## Problem to solve
Tally how many lines include "Before". The number is the whole answer.

Dataset items
####
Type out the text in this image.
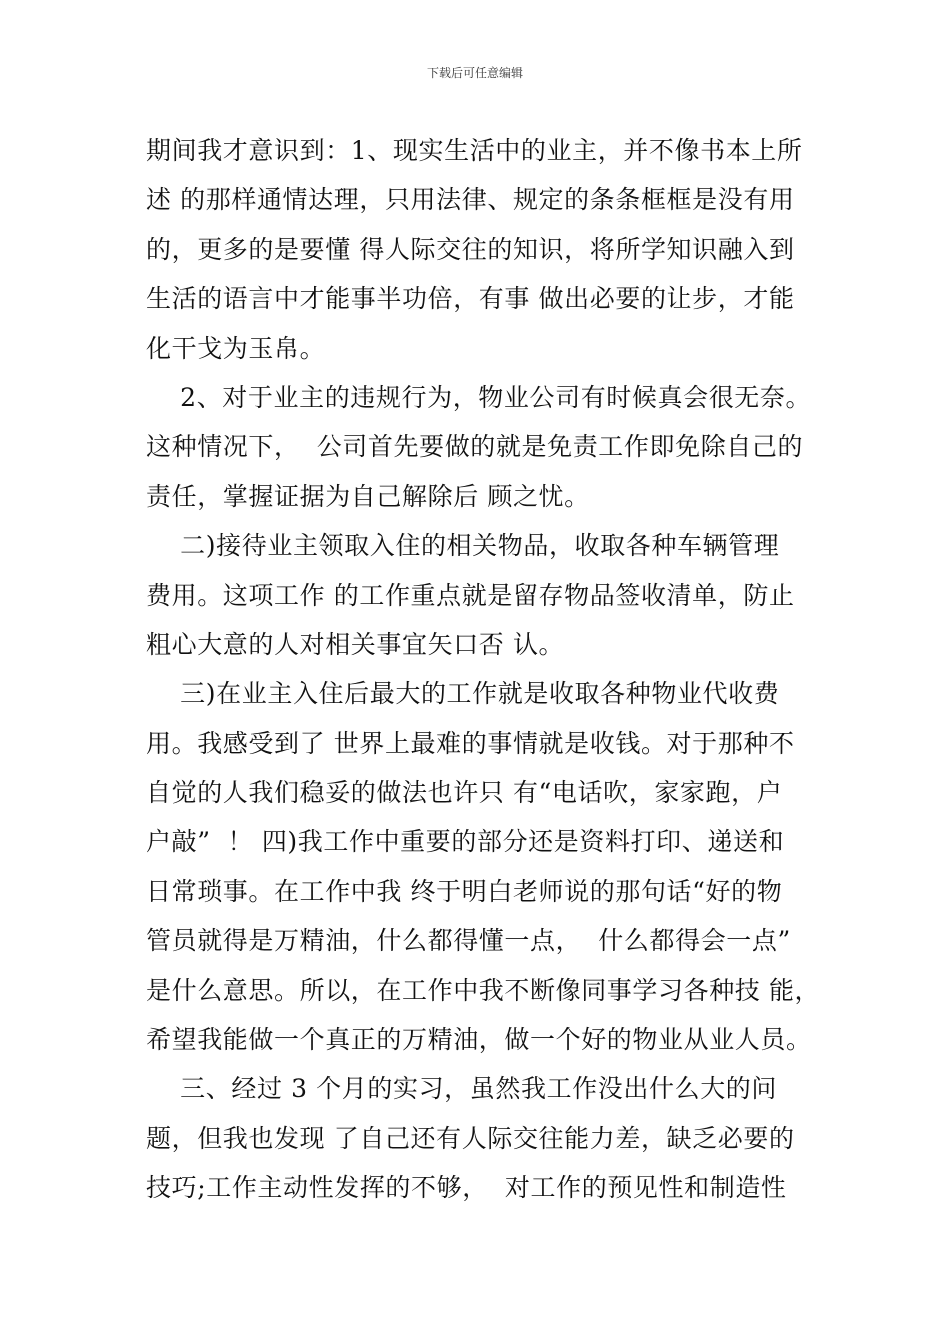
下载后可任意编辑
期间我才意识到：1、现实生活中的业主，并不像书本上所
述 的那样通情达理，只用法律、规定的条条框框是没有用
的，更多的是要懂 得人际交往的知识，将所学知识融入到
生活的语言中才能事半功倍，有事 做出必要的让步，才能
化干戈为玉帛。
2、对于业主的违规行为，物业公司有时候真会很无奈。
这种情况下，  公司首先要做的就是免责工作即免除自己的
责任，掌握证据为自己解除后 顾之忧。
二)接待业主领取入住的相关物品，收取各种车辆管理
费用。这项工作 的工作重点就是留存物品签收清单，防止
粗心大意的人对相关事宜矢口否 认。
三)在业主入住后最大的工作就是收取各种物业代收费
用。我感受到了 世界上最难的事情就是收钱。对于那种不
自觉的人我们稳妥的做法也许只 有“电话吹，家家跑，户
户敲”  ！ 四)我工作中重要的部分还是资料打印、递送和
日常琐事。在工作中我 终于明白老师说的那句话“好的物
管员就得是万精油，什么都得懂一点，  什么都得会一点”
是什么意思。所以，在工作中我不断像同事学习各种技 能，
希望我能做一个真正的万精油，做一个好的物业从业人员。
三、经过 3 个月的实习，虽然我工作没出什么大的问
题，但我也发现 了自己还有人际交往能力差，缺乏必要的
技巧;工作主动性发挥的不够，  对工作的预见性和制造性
####
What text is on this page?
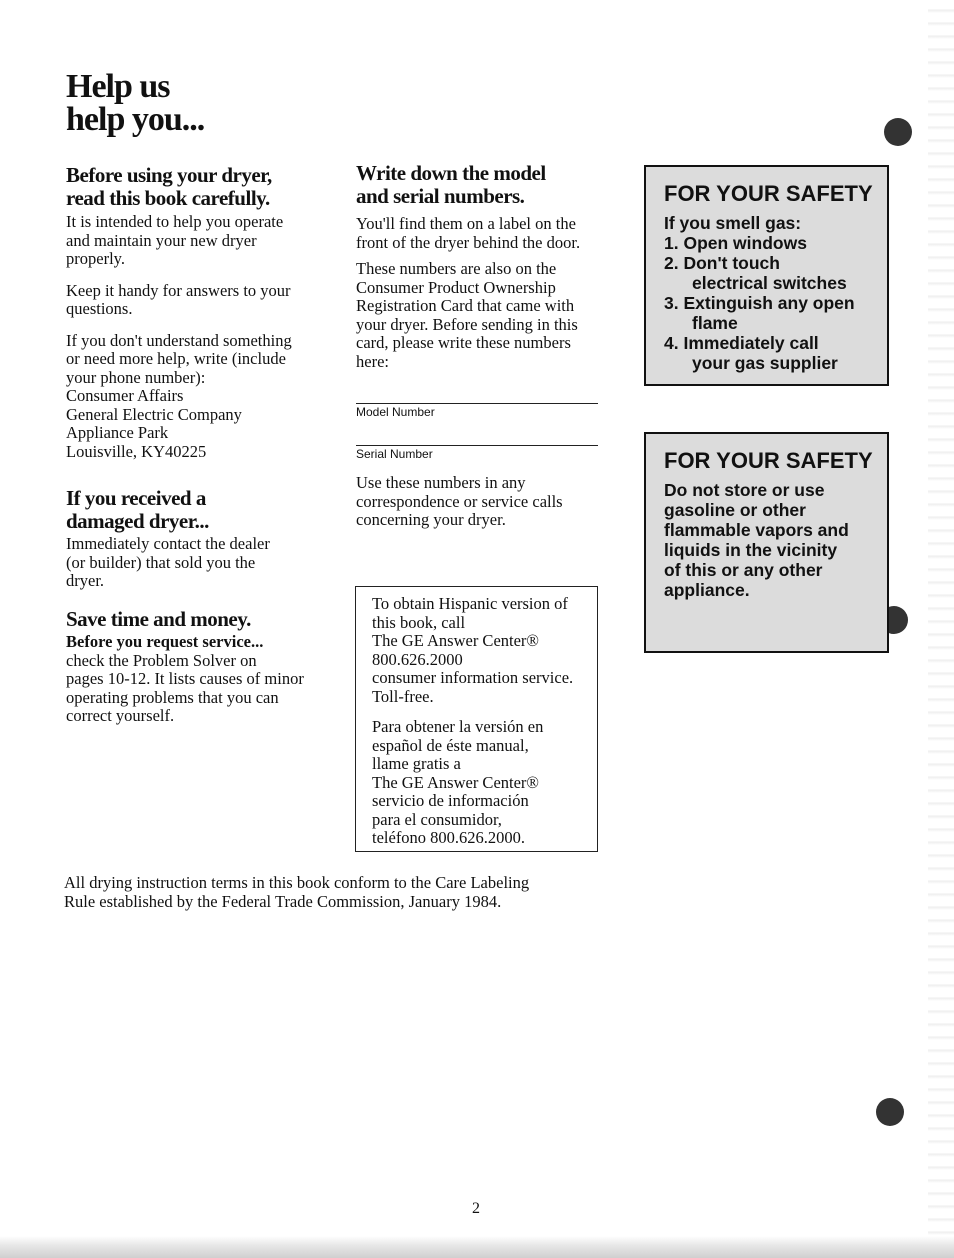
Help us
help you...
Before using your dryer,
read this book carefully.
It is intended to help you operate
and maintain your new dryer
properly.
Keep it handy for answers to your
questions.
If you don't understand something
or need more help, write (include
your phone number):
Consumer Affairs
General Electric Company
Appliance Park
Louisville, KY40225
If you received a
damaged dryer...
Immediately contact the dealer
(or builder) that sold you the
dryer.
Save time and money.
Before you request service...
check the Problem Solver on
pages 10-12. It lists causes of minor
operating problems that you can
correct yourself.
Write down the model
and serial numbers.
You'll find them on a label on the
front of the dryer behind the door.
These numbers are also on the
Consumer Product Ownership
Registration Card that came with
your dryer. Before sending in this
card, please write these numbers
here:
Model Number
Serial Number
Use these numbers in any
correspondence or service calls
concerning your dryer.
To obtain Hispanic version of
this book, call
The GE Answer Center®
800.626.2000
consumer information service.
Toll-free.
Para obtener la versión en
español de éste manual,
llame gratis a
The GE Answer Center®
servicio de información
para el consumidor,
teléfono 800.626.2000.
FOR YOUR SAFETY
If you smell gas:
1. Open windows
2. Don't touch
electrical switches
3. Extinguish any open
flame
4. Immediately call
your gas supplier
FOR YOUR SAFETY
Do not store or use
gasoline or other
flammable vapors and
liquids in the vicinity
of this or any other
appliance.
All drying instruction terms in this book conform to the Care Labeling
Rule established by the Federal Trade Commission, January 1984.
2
####
## Full answer
3